Recorded data
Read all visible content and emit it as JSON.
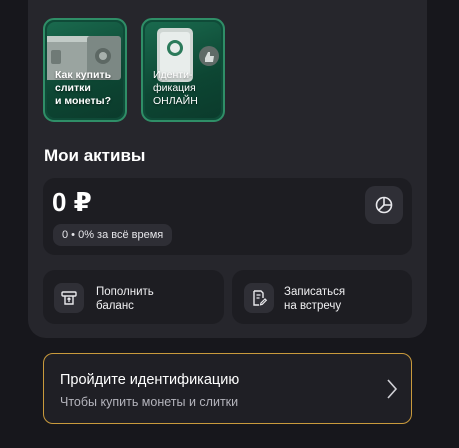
{
  "stories": [
    {
      "label": "Как купить\nслитки\nи монеты?"
    },
    {
      "label": "Иденти-\nфикация\nОНЛАЙН"
    }
  ],
  "assets": {
    "title": "Мои активы",
    "balance": "0 ₽",
    "change": "0 • 0% за всё время"
  },
  "actions": {
    "topup_label": "Пополнить\nбаланс",
    "meeting_label": "Записаться\nна встречу"
  },
  "identification": {
    "title": "Пройдите идентификацию",
    "subtitle": "Чтобы купить монеты и слитки"
  },
  "colors": {
    "background": "#17171c",
    "panel": "#26262c",
    "card": "#1d1d22",
    "story_green": "#0f4b38",
    "accent_gold": "#c99a3c"
  },
  "icons": {
    "analytics": "pie-chart-icon",
    "topup": "wallet-topup-icon",
    "meeting": "document-pen-icon",
    "chevron": "chevron-right-icon"
  }
}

● WHAT IS EXPECTED:
Show every line of the records above that contains the word "купить".

● WRITTEN ANSWER:
      "label": "Как купить\nслитки\nи монеты?"
    "subtitle": "Чтобы купить монеты и слитки"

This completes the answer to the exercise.